**What is expected:** Set down, word for word, the stretch of lines from the one containing "Extract the chart's" to the end of the records below.

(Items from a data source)
## START
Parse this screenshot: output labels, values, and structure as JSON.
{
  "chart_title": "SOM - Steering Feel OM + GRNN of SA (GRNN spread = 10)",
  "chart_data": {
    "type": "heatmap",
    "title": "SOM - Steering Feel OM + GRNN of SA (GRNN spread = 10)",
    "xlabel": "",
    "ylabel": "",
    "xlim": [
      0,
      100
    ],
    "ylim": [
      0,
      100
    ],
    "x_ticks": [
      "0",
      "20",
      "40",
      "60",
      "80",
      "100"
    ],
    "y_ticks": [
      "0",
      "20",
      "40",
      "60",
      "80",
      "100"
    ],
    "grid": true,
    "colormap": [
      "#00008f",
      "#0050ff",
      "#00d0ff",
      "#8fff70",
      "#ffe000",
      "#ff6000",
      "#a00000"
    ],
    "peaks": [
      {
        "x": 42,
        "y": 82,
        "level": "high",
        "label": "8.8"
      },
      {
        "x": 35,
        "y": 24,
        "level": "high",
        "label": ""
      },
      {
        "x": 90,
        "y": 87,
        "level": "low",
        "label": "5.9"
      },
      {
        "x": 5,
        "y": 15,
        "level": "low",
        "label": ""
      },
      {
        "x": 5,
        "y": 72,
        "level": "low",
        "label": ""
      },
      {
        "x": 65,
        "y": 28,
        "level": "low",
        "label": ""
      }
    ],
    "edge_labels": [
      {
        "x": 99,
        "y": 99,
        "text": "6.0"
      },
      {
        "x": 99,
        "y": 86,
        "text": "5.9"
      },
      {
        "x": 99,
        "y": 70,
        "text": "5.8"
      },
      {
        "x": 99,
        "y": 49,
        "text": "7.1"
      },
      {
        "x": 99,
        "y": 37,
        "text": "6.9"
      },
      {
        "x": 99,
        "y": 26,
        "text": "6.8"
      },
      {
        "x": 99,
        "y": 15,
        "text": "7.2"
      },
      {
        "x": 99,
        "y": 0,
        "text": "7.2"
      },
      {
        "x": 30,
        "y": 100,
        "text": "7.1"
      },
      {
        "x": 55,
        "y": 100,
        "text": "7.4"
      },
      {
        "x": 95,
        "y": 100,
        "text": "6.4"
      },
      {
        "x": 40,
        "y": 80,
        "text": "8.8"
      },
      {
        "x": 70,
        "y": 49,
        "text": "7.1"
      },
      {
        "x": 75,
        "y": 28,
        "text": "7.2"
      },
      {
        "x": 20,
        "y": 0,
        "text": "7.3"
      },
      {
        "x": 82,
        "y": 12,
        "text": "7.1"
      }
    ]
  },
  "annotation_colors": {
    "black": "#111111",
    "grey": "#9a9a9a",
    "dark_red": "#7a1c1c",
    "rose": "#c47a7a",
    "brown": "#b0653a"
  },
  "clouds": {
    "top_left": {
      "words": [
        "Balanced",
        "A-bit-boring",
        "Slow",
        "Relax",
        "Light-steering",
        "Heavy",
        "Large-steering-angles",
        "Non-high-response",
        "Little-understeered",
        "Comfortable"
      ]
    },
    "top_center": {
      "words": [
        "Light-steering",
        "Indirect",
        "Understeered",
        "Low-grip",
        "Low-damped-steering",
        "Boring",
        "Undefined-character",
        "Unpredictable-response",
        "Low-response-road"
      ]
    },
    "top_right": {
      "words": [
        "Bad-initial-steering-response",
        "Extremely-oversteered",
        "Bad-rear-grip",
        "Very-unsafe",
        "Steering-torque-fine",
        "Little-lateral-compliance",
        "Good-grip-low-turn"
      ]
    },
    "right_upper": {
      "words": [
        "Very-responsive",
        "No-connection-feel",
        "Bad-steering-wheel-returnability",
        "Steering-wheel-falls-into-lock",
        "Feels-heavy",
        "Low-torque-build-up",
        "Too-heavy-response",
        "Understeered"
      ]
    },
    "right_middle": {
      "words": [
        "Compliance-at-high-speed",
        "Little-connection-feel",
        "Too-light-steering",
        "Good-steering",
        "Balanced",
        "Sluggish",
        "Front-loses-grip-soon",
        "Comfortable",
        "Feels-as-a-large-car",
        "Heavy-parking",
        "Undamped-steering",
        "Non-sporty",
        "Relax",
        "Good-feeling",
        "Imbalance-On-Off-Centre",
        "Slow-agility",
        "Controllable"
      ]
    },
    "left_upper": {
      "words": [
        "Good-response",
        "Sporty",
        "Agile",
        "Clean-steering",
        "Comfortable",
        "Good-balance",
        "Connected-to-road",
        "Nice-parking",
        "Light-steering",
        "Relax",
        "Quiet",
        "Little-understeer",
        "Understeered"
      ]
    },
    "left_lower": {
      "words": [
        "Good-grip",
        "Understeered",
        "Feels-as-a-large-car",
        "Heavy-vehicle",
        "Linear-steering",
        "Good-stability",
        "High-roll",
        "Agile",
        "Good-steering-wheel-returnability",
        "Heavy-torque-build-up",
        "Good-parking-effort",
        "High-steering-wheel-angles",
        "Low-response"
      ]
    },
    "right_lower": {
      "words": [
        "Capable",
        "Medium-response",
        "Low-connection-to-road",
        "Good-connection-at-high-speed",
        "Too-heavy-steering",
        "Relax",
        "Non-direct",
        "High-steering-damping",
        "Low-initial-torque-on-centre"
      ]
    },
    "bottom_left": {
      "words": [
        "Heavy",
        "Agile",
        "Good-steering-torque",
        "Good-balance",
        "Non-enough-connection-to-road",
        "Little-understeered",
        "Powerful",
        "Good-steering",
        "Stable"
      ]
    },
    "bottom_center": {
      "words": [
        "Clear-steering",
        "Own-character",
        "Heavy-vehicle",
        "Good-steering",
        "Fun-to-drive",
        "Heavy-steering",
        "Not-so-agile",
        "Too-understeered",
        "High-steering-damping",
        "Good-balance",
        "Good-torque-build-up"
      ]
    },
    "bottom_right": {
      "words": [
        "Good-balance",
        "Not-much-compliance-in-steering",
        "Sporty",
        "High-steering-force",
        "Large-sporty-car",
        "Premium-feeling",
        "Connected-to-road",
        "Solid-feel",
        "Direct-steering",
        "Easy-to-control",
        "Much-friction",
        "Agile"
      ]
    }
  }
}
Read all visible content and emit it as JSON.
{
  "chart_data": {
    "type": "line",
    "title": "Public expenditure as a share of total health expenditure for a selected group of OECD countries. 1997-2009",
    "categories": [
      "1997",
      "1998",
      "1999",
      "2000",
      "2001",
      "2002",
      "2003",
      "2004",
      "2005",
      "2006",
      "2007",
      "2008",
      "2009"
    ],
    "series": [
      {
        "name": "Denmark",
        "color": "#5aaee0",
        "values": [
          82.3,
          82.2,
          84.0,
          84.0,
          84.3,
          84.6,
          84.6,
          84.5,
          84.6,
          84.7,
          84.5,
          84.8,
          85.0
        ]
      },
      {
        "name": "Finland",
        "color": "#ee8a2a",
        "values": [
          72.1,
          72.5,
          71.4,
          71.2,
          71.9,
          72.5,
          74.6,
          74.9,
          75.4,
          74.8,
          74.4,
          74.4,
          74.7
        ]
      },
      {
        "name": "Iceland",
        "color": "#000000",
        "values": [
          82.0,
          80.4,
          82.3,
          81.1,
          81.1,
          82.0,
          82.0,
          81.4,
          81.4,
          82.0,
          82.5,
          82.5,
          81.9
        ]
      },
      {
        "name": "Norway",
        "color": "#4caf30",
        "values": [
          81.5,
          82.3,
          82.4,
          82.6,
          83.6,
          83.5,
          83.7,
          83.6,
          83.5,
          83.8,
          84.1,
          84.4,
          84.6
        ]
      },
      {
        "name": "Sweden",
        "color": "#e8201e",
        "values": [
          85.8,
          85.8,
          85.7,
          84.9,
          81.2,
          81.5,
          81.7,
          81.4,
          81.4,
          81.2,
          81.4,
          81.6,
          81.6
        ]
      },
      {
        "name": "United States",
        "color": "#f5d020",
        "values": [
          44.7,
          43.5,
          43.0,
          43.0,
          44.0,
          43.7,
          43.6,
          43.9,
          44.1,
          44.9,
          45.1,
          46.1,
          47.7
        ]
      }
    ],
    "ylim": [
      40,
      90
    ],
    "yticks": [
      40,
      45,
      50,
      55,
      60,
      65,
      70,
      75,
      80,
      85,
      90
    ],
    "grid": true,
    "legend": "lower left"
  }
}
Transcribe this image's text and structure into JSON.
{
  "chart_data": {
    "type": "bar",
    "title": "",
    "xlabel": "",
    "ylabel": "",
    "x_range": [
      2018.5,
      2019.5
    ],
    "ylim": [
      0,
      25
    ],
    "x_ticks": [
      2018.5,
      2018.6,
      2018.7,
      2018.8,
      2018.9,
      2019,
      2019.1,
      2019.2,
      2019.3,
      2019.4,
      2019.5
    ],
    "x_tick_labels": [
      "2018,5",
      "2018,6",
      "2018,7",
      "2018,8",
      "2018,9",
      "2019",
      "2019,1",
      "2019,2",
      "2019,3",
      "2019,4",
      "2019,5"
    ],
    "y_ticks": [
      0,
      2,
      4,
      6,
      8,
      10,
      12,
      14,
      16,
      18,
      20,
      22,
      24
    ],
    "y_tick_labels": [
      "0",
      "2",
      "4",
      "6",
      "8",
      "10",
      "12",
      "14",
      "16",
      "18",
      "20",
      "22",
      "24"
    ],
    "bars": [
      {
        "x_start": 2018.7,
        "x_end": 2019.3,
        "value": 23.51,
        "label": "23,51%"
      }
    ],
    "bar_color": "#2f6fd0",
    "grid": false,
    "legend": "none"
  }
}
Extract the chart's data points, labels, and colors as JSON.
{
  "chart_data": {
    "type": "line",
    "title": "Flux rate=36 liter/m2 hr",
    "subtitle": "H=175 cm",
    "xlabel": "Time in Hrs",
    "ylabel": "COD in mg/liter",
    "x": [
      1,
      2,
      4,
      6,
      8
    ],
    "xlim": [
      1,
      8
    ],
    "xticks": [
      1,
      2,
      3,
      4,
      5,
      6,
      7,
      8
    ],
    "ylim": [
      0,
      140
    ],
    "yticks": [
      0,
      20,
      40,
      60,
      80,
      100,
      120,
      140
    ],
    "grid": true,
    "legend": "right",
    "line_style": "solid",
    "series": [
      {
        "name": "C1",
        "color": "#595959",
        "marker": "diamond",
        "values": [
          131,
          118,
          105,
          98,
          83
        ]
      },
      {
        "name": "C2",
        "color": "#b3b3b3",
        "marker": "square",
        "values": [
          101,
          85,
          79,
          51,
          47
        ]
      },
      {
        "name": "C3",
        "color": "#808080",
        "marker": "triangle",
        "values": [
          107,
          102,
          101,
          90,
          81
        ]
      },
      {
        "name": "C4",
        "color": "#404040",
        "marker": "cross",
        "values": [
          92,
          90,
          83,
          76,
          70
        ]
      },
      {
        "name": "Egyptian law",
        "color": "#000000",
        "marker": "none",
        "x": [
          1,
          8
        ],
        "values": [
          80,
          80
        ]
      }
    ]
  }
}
## END
**Solution to this task:**
Extract the chart's data points, labels, and colors as JSON.
{
  "chart_data": {
    "type": "line",
    "title": "Flux rate=36 liter/m2 hr",
    "subtitle": "H=175 cm",
    "xlabel": "Time in Hrs",
    "ylabel": "COD in mg/liter",
    "x": [
      1,
      2,
      4,
      6,
      8
    ],
    "xlim": [
      1,
      8
    ],
    "xticks": [
      1,
      2,
      3,
      4,
      5,
      6,
      7,
      8
    ],
    "ylim": [
      0,
      140
    ],
    "yticks": [
      0,
      20,
      40,
      60,
      80,
      100,
      120,
      140
    ],
    "grid": true,
    "legend": "right",
    "line_style": "solid",
    "series": [
      {
        "name": "C1",
        "color": "#595959",
        "marker": "diamond",
        "values": [
          131,
          118,
          105,
          98,
          83
        ]
      },
      {
        "name": "C2",
        "color": "#b3b3b3",
        "marker": "square",
        "values": [
          101,
          85,
          79,
          51,
          47
        ]
      },
      {
        "name": "C3",
        "color": "#808080",
        "marker": "triangle",
        "values": [
          107,
          102,
          101,
          90,
          81
        ]
      },
      {
        "name": "C4",
        "color": "#404040",
        "marker": "cross",
        "values": [
          92,
          90,
          83,
          76,
          70
        ]
      },
      {
        "name": "Egyptian law",
        "color": "#000000",
        "marker": "none",
        "x": [
          1,
          8
        ],
        "values": [
          80,
          80
        ]
      }
    ]
  }
}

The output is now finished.